» PARTS OF THE EXERCISE:
1. List every kind of traffic the bike light forum thread says the ride passed through.
2. Copy the part of the bike light forum thread that begins at the words "We're fine using" and stops after "night time ride.", renaming "Inton" as "new light".

» DOCUMENT TEXT:
>>>

We're fine using the MS name although they weren't too impressed when we dealt with Bikeray and Inton with the MS name in the domain name and..logo. We have a pretty good relationship with them to ensure smiley customers. We protect both sides else we'd look like fools selling a pariah brand we don't believe in.


----------



## qbrch007 (Oct 11, 2011)

Took the Inton out for a 90 minute ride this week just to see how it does. First disclosure, I'm a roadie so all of my impressions are taken from a ride on my Specialized Roubaix SRAM Rival bike on the road in suburban, rural and some light urban traffic during my ride here in South Carolina. Night time ride was dark, no moon illumination with some starlight. Temperature started at 49 degrees F and ended at 41 degrees F during a 10PM EST night time ride. 

Loves:
- Hi beam brightness destroys my cheapo LED flashlight I've been using. When switched from the Inton back to what I was using before I couldn't believe that I was using the flashlight before for road riding at night for as long as I've been. No way I can ever go back now. When riding with oncoming traffic, high beam is too high and need to step down to a medium or low setting with traffic. Light pattern has a decent throw with surrounding flood. At road speeds of 30 mph and on high settings I was comfortable in being able to see any road hazards ahead of me as well as any potholes/sticks/other road hazards.

<<<

» EXTRACTED RECORDS:
>>>

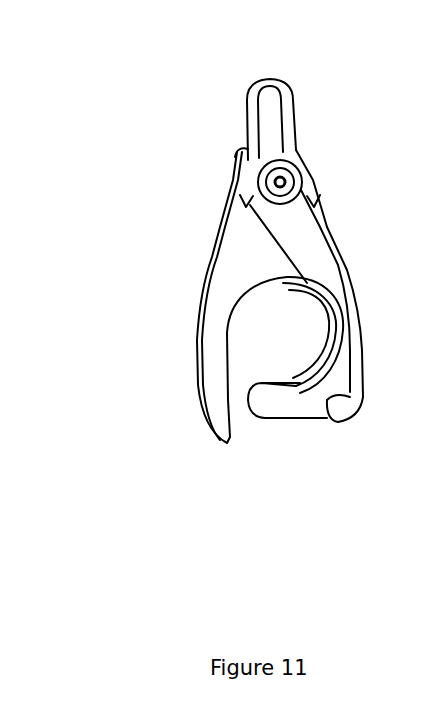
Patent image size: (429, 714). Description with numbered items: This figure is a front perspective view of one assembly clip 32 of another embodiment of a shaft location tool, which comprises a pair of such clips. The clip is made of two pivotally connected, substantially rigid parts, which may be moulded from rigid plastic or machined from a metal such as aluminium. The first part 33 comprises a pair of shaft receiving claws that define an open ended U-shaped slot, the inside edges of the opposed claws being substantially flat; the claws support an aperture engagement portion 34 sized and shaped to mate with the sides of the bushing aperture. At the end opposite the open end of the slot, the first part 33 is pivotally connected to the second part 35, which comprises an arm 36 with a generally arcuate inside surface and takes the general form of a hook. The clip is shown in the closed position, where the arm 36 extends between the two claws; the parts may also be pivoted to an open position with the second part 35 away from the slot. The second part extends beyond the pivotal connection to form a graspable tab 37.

<<<
>>>

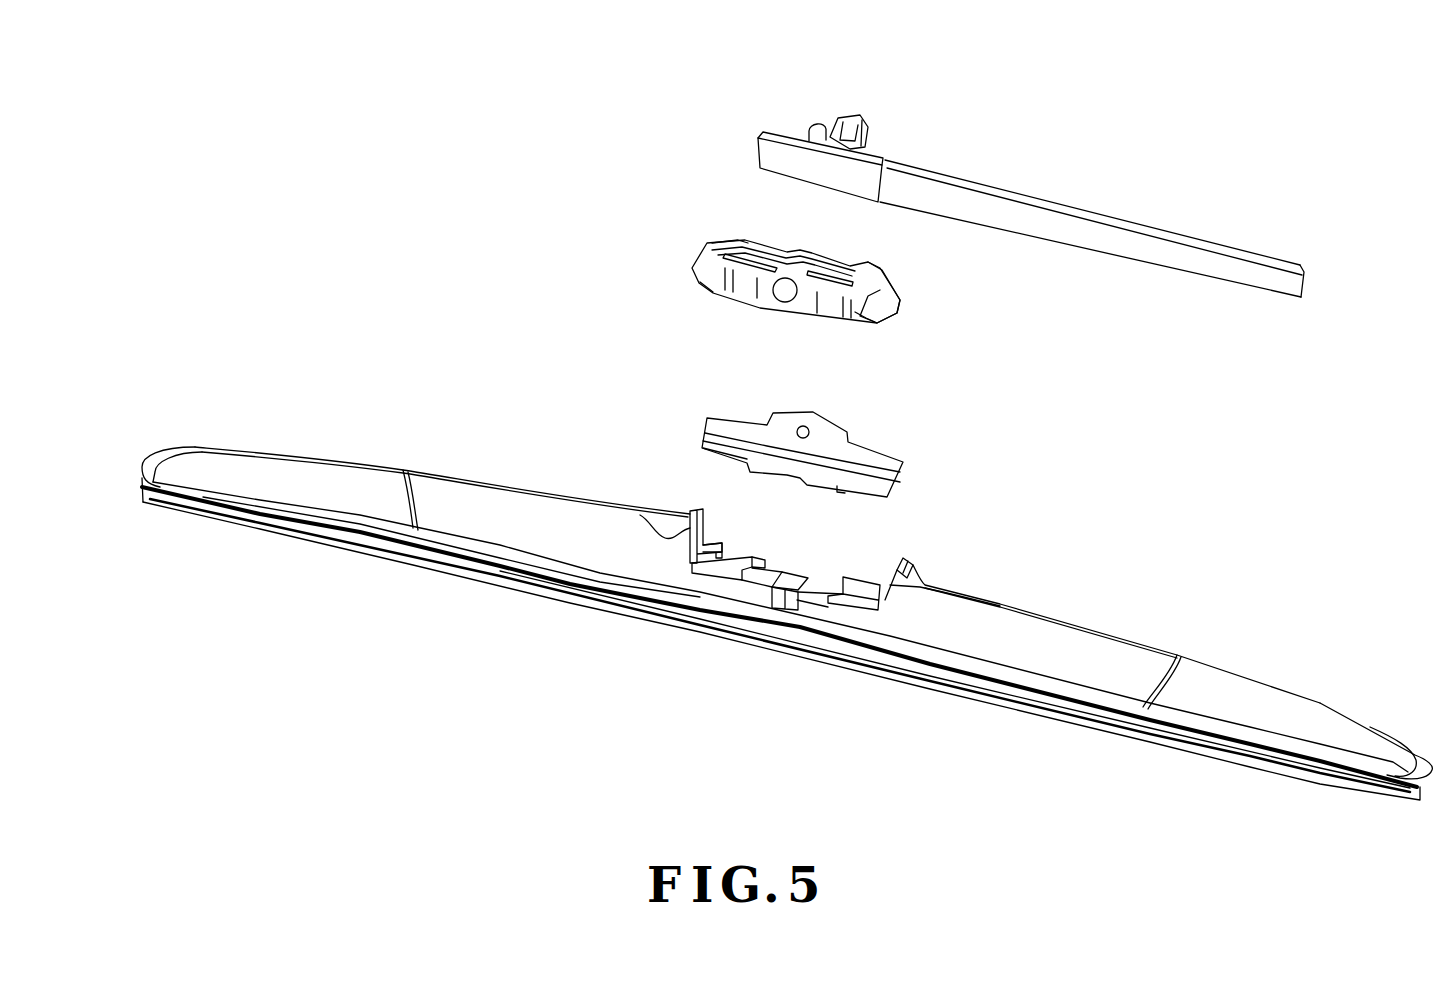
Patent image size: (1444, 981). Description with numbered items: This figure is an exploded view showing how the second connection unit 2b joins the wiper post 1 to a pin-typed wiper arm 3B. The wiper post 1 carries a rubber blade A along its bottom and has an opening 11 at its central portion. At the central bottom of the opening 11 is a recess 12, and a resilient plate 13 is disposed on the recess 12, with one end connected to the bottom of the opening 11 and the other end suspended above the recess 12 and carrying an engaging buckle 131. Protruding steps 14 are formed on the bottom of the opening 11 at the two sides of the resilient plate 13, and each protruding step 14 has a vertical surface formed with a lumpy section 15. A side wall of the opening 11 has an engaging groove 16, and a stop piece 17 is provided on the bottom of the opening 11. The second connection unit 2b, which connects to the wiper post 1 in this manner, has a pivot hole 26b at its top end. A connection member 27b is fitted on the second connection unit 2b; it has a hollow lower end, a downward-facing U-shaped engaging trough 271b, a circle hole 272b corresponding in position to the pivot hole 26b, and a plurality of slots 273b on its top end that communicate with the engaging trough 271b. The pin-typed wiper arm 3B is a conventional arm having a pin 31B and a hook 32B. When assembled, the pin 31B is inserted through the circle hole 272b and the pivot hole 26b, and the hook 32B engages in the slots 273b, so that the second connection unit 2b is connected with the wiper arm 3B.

<<<

» TASK-BY-TASK OUTPUTS:
1.
- suburban
- rural
- light urban

2.
We're fine using the MS name although they weren't too impressed when we dealt with Bikeray and new light with the MS name in the domain name and..logo. We have a pretty good relationship with them to ensure smiley customers. We protect both sides else we'd look like fools selling a pariah brand we don't believe in.


----------



## qbrch007 (Oct 11, 2011)

Took the new light out for a 90 minute ride this week just to see how it does. First disclosure, I'm a roadie so all of my impressions are taken from a ride on my Specialized Roubaix SRAM Rival bike on the road in suburban, rural and some light urban traffic during my ride here in South Carolina. Night time ride was dark, no moon illumination with some starlight. Temperature started at 49 degrees F and ended at 41 degrees F during a 10PM EST night time ride.